_Öğelerin nerede göründüğünü gösteren kayıtlar_
================

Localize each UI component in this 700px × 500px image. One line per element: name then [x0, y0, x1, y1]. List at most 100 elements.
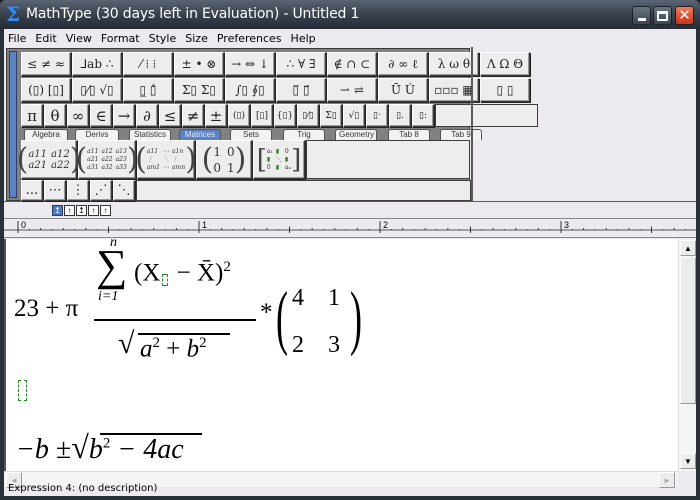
less-equal-button[interactable]: ≤ [159, 104, 181, 127]
tab-sets[interactable]: Sets [230, 129, 272, 140]
partial-button[interactable]: ∂ [136, 104, 158, 127]
brackets-button[interactable]: [▯] [251, 104, 273, 127]
up-diagonal-ellipsis-button[interactable]: ⋰ [90, 180, 112, 201]
align-relational-button[interactable]: ↑ [100, 205, 111, 216]
scroll-right-icon: ► [663, 475, 671, 485]
symbol-palette-row: ≤ ≠ ≈ ⅃ab ∴ ⁄ ⁞ ⁞ ± • ⊗ → ⇔ ↓ ∴ ∀ ∃ ∉ ∩ … [21, 52, 531, 76]
denom-a-exponent: 2 [152, 335, 161, 351]
midline-ellipsis-button[interactable]: ⋯ [44, 180, 66, 201]
element-of-button[interactable]: ∈ [90, 104, 112, 127]
infinity-button[interactable]: ∞ [67, 104, 89, 127]
identity-matrix-button[interactable]: ( 1 0 0 1 ) [196, 140, 252, 179]
fraction-radical-templates-button[interactable]: ▯⁄▯ √▯ [72, 78, 122, 102]
menu-format[interactable]: Format [97, 32, 145, 45]
labeled-arrow-templates-button[interactable]: ⇀ ⇌ [327, 78, 377, 102]
matrix-mxn-button[interactable]: ( a11 ⋯ a1n ⋮ ⋱ ⋮ am1 ⋯ amn) [135, 140, 197, 179]
align-right-button[interactable]: ↥ [76, 205, 87, 216]
tab-geometry[interactable]: Geometry [335, 129, 377, 140]
set-theory-palette-button[interactable]: ∉ ∩ ⊂ [327, 52, 377, 76]
tab-matrices[interactable]: Matrices [179, 129, 221, 140]
summation-button[interactable]: Σ▯ [320, 104, 342, 127]
menu-edit[interactable]: Edit [31, 32, 61, 45]
sum-lower-limit: i=1 [98, 289, 119, 304]
scroll-up-icon: ▲ [684, 243, 692, 253]
menu-size[interactable]: Size [181, 32, 213, 45]
scroll-down-button[interactable]: ▼ [680, 453, 696, 469]
right-arrow-button[interactable]: → [113, 104, 135, 127]
tab-statistics[interactable]: Statistics [129, 129, 171, 140]
vertical-scrollbar[interactable]: ▲ ▼ [678, 239, 696, 471]
dots-palette-row: ... ⋯ ⋮ ⋰ ⋱ [21, 180, 471, 201]
relations-palette-button[interactable]: ≤ ≠ ≈ [21, 52, 71, 76]
greek-upper-palette-button[interactable]: Λ Ω Θ [480, 52, 530, 76]
menu-preferences[interactable]: Preferences [213, 32, 287, 45]
theta-button[interactable]: θ [44, 104, 66, 127]
sub-superscript-button[interactable]: ▯: [412, 104, 434, 127]
numerator-exponent: 2 [223, 259, 231, 275]
menu-file[interactable]: File [4, 32, 31, 45]
matrix-entry: amn [171, 164, 186, 171]
vertical-ellipsis-button[interactable]: ⋮ [67, 180, 89, 201]
box-templates-button[interactable]: ▯ ▯ [480, 78, 530, 102]
matrix-entry: a22 [101, 156, 113, 163]
align-left-button[interactable]: ↥ [52, 205, 63, 216]
empty-slot-placeholder[interactable] [162, 274, 169, 287]
matrix-2x2-button[interactable]: ( a11 a12 a21 a22 ) [17, 140, 81, 179]
products-templates-button[interactable]: Ū̇ U̇ [378, 78, 428, 102]
toolbar-grip-handle[interactable] [9, 51, 17, 198]
vertical-scroll-thumb[interactable] [680, 257, 696, 404]
tab-8[interactable]: Tab 8 [388, 129, 430, 140]
baseline-ellipsis-button[interactable]: ... [21, 180, 43, 201]
status-bar-text: Expression 4: (no description) [8, 483, 158, 494]
matrix-3x3-button[interactable]: ( a11 a12 a13 a21 a22 a23 a31 a32 a33) [75, 140, 139, 179]
tab-trig[interactable]: Trig [283, 129, 325, 140]
spaces-ellipses-palette-button[interactable]: ⅃ab ∴ [72, 52, 122, 76]
title-bar[interactable]: Σ MathType (30 days left in Evaluation) … [0, 0, 700, 29]
ruler-label: 0 [21, 220, 26, 230]
fence-templates-button[interactable]: (▯) [▯] [21, 78, 71, 102]
align-center-button[interactable]: ↑ [64, 205, 75, 216]
menu-help[interactable]: Help [287, 32, 321, 45]
logical-palette-button[interactable]: ∴ ∀ ∃ [276, 52, 326, 76]
diagonal-matrix-button[interactable]: [ a₁ ▮ 0 ▮ ⋱ ▮ 0 ▮ aₙ] [253, 140, 305, 179]
superscript-button[interactable]: ▯ˑ [366, 104, 388, 127]
close-button[interactable]: ✕ [675, 6, 694, 25]
empty-expression-placeholder[interactable] [18, 380, 27, 401]
window-title: MathType (30 days left in Evaluation) - … [26, 6, 360, 22]
fraction-button[interactable]: ▯⁄▯ [297, 104, 319, 127]
tab-9[interactable]: Tab 9 [440, 129, 482, 140]
summation-templates-button[interactable]: Σ▯ Σ▯ [174, 78, 224, 102]
small-bar-empty-slot [435, 104, 538, 127]
matrix-palette-row: ( a11 a12 a21 a22 ) (a11 a12 a13 a21 a2… [17, 140, 470, 179]
arrows-palette-button[interactable]: → ⇔ ↓ [225, 52, 275, 76]
alignment-buttons: ↥ ↑ ↥ ↑ ↑ [52, 205, 112, 216]
misc-symbols-palette-button[interactable]: ∂ ∞ ℓ [378, 52, 428, 76]
not-equal-button[interactable]: ≠ [182, 104, 204, 127]
ruler[interactable]: 0 1 2 3 [4, 218, 696, 238]
parentheses-button[interactable]: (▯) [228, 104, 250, 127]
braces-button[interactable]: {▯} [274, 104, 296, 127]
matrix-cell: 4 [292, 285, 304, 311]
subscript-templates-button[interactable]: ▯̲ ▯̂ [123, 78, 173, 102]
pi-button[interactable]: π [21, 104, 43, 127]
down-diagonal-ellipsis-button[interactable]: ⋱ [113, 180, 135, 201]
integral-templates-button[interactable]: ∫▯ ∮▯ [225, 78, 275, 102]
tab-derivs[interactable]: Derivs [75, 129, 119, 140]
minimize-button[interactable] [632, 6, 651, 25]
maximize-button[interactable] [653, 6, 672, 25]
matrix-entry: ⋱ [162, 156, 169, 163]
scroll-up-button[interactable]: ▲ [680, 240, 696, 256]
equation-document[interactable]: 23 + π ∑ n i=1 (X − X̄)2 √ a2 + b2 * ( 4… [4, 239, 696, 471]
operators-palette-button[interactable]: ± • ⊗ [174, 52, 224, 76]
align-decimal-button[interactable]: ↑ [88, 205, 99, 216]
scroll-right-button[interactable]: ► [659, 472, 675, 488]
bar-arrow-templates-button[interactable]: ▯̅ ▯⃗ [276, 78, 326, 102]
tab-algebra[interactable]: Algebra [24, 129, 68, 140]
subscript-button[interactable]: ▯. [389, 104, 411, 127]
plus-minus-button[interactable]: ± [205, 104, 227, 127]
embellishments-palette-button[interactable]: ⁄ ⁞ ⁞ [123, 52, 173, 76]
menu-view[interactable]: View [62, 32, 97, 45]
square-root-button[interactable]: √▯ [343, 104, 365, 127]
scroll-down-icon: ▼ [684, 456, 692, 466]
menu-style[interactable]: Style [145, 32, 182, 45]
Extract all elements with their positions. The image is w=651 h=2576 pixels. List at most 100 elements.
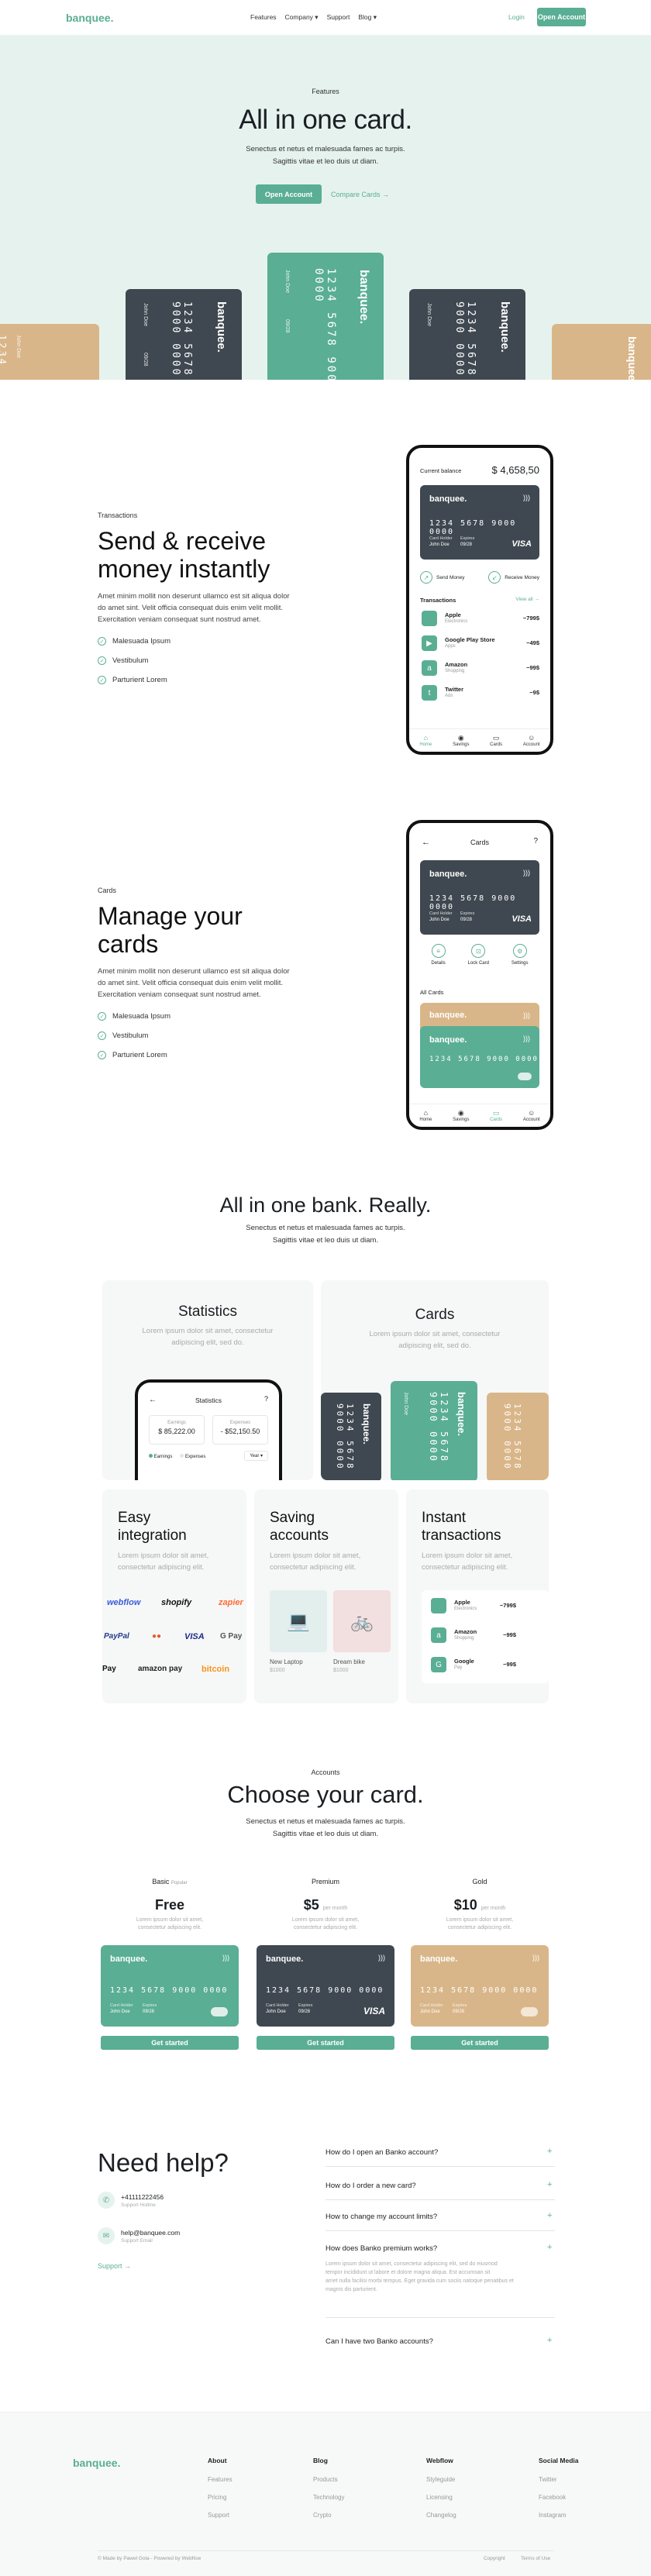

================

Yukarıdaki kayıtların tamamını, "interactable" sözcüğünü her geçtiği yerde "clickable" olarak yeniden adlandırıp geri kalan her şeyi değiştirmeden yeniden yaz. Resimleri yanıta koyma.

_Yazılı Yanıt_
Localize each UI component in this 700px × 500px image. One line per element: name then [x0, y0, x1, y1]. List at most 100 elements.
less-equal-button[clickable]: ≤ [159, 104, 181, 127]
tab-sets[clickable]: Sets [230, 129, 272, 140]
partial-button[clickable]: ∂ [136, 104, 158, 127]
brackets-button[clickable]: [▯] [251, 104, 273, 127]
up-diagonal-ellipsis-button[clickable]: ⋰ [90, 180, 112, 201]
align-relational-button[clickable]: ↑ [100, 205, 111, 216]
scroll-right-icon: ► [663, 475, 671, 485]
symbol-palette-row: ≤ ≠ ≈ ⅃ab ∴ ⁄ ⁞ ⁞ ± • ⊗ → ⇔ ↓ ∴ ∀ ∃ ∉ ∩ … [21, 52, 531, 76]
denom-a-exponent: 2 [152, 335, 161, 351]
midline-ellipsis-button[clickable]: ⋯ [44, 180, 66, 201]
element-of-button[clickable]: ∈ [90, 104, 112, 127]
infinity-button[clickable]: ∞ [67, 104, 89, 127]
identity-matrix-button[clickable]: ( 1 0 0 1 ) [196, 140, 252, 179]
fraction-radical-templates-button[clickable]: ▯⁄▯ √▯ [72, 78, 122, 102]
menu-format[clickable]: Format [97, 32, 145, 45]
labeled-arrow-templates-button[clickable]: ⇀ ⇌ [327, 78, 377, 102]
matrix-mxn-button[clickable]: ( a11 ⋯ a1n ⋮ ⋱ ⋮ am1 ⋯ amn) [135, 140, 197, 179]
align-right-button[clickable]: ↥ [76, 205, 87, 216]
tab-geometry[clickable]: Geometry [335, 129, 377, 140]
set-theory-palette-button[clickable]: ∉ ∩ ⊂ [327, 52, 377, 76]
tab-matrices[clickable]: Matrices [179, 129, 221, 140]
summation-button[clickable]: Σ▯ [320, 104, 342, 127]
menu-edit[clickable]: Edit [31, 32, 61, 45]
sum-lower-limit: i=1 [98, 289, 119, 304]
scroll-up-icon: ▲ [684, 243, 692, 253]
menu-size[clickable]: Size [181, 32, 213, 45]
scroll-down-button[clickable]: ▼ [680, 453, 696, 469]
right-arrow-button[clickable]: → [113, 104, 135, 127]
tab-statistics[clickable]: Statistics [129, 129, 171, 140]
vertical-scrollbar[clickable]: ▲ ▼ [678, 239, 696, 471]
dots-palette-row: ... ⋯ ⋮ ⋰ ⋱ [21, 180, 471, 201]
relations-palette-button[clickable]: ≤ ≠ ≈ [21, 52, 71, 76]
greek-upper-palette-button[clickable]: Λ Ω Θ [480, 52, 530, 76]
menu-preferences[clickable]: Preferences [213, 32, 287, 45]
theta-button[clickable]: θ [44, 104, 66, 127]
sub-superscript-button[clickable]: ▯: [412, 104, 434, 127]
numerator-exponent: 2 [223, 259, 231, 275]
menu-file[clickable]: File [4, 32, 31, 45]
matrix-entry: amn [171, 164, 186, 171]
vertical-ellipsis-button[clickable]: ⋮ [67, 180, 89, 201]
box-templates-button[clickable]: ▯ ▯ [480, 78, 530, 102]
matrix-entry: a22 [101, 156, 113, 163]
align-left-button[clickable]: ↥ [52, 205, 63, 216]
empty-slot-placeholder[clickable] [162, 274, 169, 287]
matrix-2x2-button[clickable]: ( a11 a12 a21 a22 ) [17, 140, 81, 179]
products-templates-button[clickable]: Ū̇ U̇ [378, 78, 428, 102]
toolbar-grip-handle[clickable] [9, 51, 17, 198]
vertical-scroll-thumb[clickable] [680, 257, 696, 404]
tab-8[clickable]: Tab 8 [388, 129, 430, 140]
baseline-ellipsis-button[clickable]: ... [21, 180, 43, 201]
status-bar-text: Expression 4: (no description) [8, 483, 158, 494]
matrix-3x3-button[clickable]: ( a11 a12 a13 a21 a22 a23 a31 a32 a33) [75, 140, 139, 179]
tab-trig[clickable]: Trig [283, 129, 325, 140]
spaces-ellipses-palette-button[clickable]: ⅃ab ∴ [72, 52, 122, 76]
title-bar[clickable]: Σ MathType (30 days left in Evaluation) … [0, 0, 700, 29]
ruler-label: 0 [21, 220, 26, 230]
fence-templates-button[clickable]: (▯) [▯] [21, 78, 71, 102]
align-center-button[clickable]: ↑ [64, 205, 75, 216]
menu-help[clickable]: Help [287, 32, 321, 45]
logical-palette-button[clickable]: ∴ ∀ ∃ [276, 52, 326, 76]
diagonal-matrix-button[clickable]: [ a₁ ▮ 0 ▮ ⋱ ▮ 0 ▮ aₙ] [253, 140, 305, 179]
superscript-button[clickable]: ▯ˑ [366, 104, 388, 127]
close-button[clickable]: ✕ [675, 6, 694, 25]
empty-expression-placeholder[clickable] [18, 380, 27, 401]
window-title: MathType (30 days left in Evaluation) - … [26, 6, 360, 22]
fraction-button[clickable]: ▯⁄▯ [297, 104, 319, 127]
tab-9[clickable]: Tab 9 [440, 129, 482, 140]
summation-templates-button[clickable]: Σ▯ Σ▯ [174, 78, 224, 102]
small-bar-empty-slot [435, 104, 538, 127]
matrix-palette-row: ( a11 a12 a21 a22 ) (a11 a12 a13 a21 a2… [17, 140, 470, 179]
arrows-palette-button[clickable]: → ⇔ ↓ [225, 52, 275, 76]
alignment-buttons: ↥ ↑ ↥ ↑ ↑ [52, 205, 112, 216]
misc-symbols-palette-button[clickable]: ∂ ∞ ℓ [378, 52, 428, 76]
not-equal-button[clickable]: ≠ [182, 104, 204, 127]
ruler[clickable]: 0 1 2 3 [4, 218, 696, 238]
parentheses-button[clickable]: (▯) [228, 104, 250, 127]
braces-button[clickable]: {▯} [274, 104, 296, 127]
matrix-cell: 4 [292, 285, 304, 311]
subscript-templates-button[clickable]: ▯̲ ▯̂ [123, 78, 173, 102]
pi-button[clickable]: π [21, 104, 43, 127]
down-diagonal-ellipsis-button[clickable]: ⋱ [113, 180, 135, 201]
integral-templates-button[clickable]: ∫▯ ∮▯ [225, 78, 275, 102]
tab-derivs[clickable]: Derivs [75, 129, 119, 140]
minimize-button[clickable] [632, 6, 651, 25]
maximize-button[clickable] [653, 6, 672, 25]
matrix-entry: ⋱ [162, 156, 169, 163]
scroll-up-button[clickable]: ▲ [680, 240, 696, 256]
equation-document[clickable]: 23 + π ∑ n i=1 (X − X̄)2 √ a2 + b2 * ( 4… [4, 239, 696, 471]
operators-palette-button[clickable]: ± • ⊗ [174, 52, 224, 76]
align-decimal-button[clickable]: ↑ [88, 205, 99, 216]
scroll-right-button[clickable]: ► [659, 472, 675, 488]
bar-arrow-templates-button[clickable]: ▯̅ ▯⃗ [276, 78, 326, 102]
tab-algebra[clickable]: Algebra [24, 129, 68, 140]
subscript-button[clickable]: ▯. [389, 104, 411, 127]
plus-minus-button[clickable]: ± [205, 104, 227, 127]
embellishments-palette-button[clickable]: ⁄ ⁞ ⁞ [123, 52, 173, 76]
menu-view[clickable]: View [62, 32, 97, 45]
square-root-button[clickable]: √▯ [343, 104, 365, 127]
scroll-down-icon: ▼ [684, 456, 692, 466]
menu-style[clickable]: Style [145, 32, 182, 45]
Extract all elements with their positions. The image is w=651 h=2576 pixels. List at most 100 elements.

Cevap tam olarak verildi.